DATASET RECORDS
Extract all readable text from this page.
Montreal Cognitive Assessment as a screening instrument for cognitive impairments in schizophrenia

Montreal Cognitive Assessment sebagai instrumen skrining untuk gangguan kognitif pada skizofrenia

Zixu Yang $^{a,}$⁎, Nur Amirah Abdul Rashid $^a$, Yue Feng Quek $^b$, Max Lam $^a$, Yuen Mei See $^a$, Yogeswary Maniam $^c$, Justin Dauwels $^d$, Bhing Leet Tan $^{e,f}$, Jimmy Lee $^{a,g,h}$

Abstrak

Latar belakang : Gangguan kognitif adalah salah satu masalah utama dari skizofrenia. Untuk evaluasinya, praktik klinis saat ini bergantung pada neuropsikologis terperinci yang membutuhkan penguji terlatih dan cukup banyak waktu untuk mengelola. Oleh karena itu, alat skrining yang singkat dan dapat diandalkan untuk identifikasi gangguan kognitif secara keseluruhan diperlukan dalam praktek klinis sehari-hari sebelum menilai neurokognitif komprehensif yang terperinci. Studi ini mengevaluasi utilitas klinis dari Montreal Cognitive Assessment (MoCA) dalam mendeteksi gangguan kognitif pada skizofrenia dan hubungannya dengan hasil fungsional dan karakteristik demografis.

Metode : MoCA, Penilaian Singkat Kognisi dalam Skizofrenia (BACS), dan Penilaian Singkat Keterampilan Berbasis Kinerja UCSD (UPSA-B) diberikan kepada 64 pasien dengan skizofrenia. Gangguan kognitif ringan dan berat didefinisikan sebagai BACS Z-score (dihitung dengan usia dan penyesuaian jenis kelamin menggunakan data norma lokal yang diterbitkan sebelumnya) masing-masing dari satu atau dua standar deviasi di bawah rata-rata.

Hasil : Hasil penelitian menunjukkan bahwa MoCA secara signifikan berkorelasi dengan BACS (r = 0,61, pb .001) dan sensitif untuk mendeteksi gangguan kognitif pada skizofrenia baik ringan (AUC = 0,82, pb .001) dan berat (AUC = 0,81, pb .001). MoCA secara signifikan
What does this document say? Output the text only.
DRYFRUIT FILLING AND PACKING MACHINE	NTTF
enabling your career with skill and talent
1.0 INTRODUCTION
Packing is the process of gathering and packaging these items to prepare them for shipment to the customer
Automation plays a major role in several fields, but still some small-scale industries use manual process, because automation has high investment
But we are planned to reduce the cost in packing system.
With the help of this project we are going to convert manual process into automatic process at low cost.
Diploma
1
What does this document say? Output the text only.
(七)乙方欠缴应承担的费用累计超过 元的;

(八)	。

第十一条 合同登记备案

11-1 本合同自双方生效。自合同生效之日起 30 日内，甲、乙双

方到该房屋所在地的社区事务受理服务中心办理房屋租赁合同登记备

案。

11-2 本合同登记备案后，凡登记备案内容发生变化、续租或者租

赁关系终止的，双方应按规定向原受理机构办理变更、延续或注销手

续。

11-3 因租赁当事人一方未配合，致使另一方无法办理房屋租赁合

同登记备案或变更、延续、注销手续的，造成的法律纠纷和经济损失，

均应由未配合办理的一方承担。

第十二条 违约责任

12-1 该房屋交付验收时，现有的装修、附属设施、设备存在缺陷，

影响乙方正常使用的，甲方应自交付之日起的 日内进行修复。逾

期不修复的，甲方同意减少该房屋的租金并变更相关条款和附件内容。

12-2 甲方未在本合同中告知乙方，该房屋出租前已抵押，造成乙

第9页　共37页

DIRECTIONS FOR THIS TASK
What do the records say? Quote them all exactly.

SOLUTION BELOW
Extract all readable text from this page.
Montreal Cognitive Assessment as a screening instrument for cognitive impairments in schizophrenia

Montreal Cognitive Assessment sebagai instrumen skrining untuk gangguan kognitif pada skizofrenia

Zixu Yang $^{a,}$⁎, Nur Amirah Abdul Rashid $^a$, Yue Feng Quek $^b$, Max Lam $^a$, Yuen Mei See $^a$, Yogeswary Maniam $^c$, Justin Dauwels $^d$, Bhing Leet Tan $^{e,f}$, Jimmy Lee $^{a,g,h}$

Abstrak

Latar belakang : Gangguan kognitif adalah salah satu masalah utama dari skizofrenia. Untuk evaluasinya, praktik klinis saat ini bergantung pada neuropsikologis terperinci yang membutuhkan penguji terlatih dan cukup banyak waktu untuk mengelola. Oleh karena itu, alat skrining yang singkat dan dapat diandalkan untuk identifikasi gangguan kognitif secara keseluruhan diperlukan dalam praktek klinis sehari-hari sebelum menilai neurokognitif komprehensif yang terperinci. Studi ini mengevaluasi utilitas klinis dari Montreal Cognitive Assessment (MoCA) dalam mendeteksi gangguan kognitif pada skizofrenia dan hubungannya dengan hasil fungsional dan karakteristik demografis.

Metode : MoCA, Penilaian Singkat Kognisi dalam Skizofrenia (BACS), dan Penilaian Singkat Keterampilan Berbasis Kinerja UCSD (UPSA-B) diberikan kepada 64 pasien dengan skizofrenia. Gangguan kognitif ringan dan berat didefinisikan sebagai BACS Z-score (dihitung dengan usia dan penyesuaian jenis kelamin menggunakan data norma lokal yang diterbitkan sebelumnya) masing-masing dari satu atau dua standar deviasi di bawah rata-rata.

Hasil : Hasil penelitian menunjukkan bahwa MoCA secara signifikan berkorelasi dengan BACS (r = 0,61, pb .001) dan sensitif untuk mendeteksi gangguan kognitif pada skizofrenia baik ringan (AUC = 0,82, pb .001) dan berat (AUC = 0,81, pb .001). MoCA secara signifikan
What does this document say? Output the text only.
DRYFRUIT FILLING AND PACKING MACHINE	NTTF
enabling your career with skill and talent
1.0 INTRODUCTION
Packing is the process of gathering and packaging these items to prepare them for shipment to the customer
Automation plays a major role in several fields, but still some small-scale industries use manual process, because automation has high investment
But we are planned to reduce the cost in packing system.
With the help of this project we are going to convert manual process into automatic process at low cost.
Diploma
1
What does this document say? Output the text only.
(七)乙方欠缴应承担的费用累计超过 元的;

(八)	。

第十一条 合同登记备案

11-1 本合同自双方生效。自合同生效之日起 30 日内，甲、乙双

方到该房屋所在地的社区事务受理服务中心办理房屋租赁合同登记备

案。

11-2 本合同登记备案后，凡登记备案内容发生变化、续租或者租

赁关系终止的，双方应按规定向原受理机构办理变更、延续或注销手

续。

11-3 因租赁当事人一方未配合，致使另一方无法办理房屋租赁合

同登记备案或变更、延续、注销手续的，造成的法律纠纷和经济损失，

均应由未配合办理的一方承担。

第十二条 违约责任

12-1 该房屋交付验收时，现有的装修、附属设施、设备存在缺陷，

影响乙方正常使用的，甲方应自交付之日起的 日内进行修复。逾

期不修复的，甲方同意减少该房屋的租金并变更相关条款和附件内容。

12-2 甲方未在本合同中告知乙方，该房屋出租前已抵押，造成乙

第9页　共37页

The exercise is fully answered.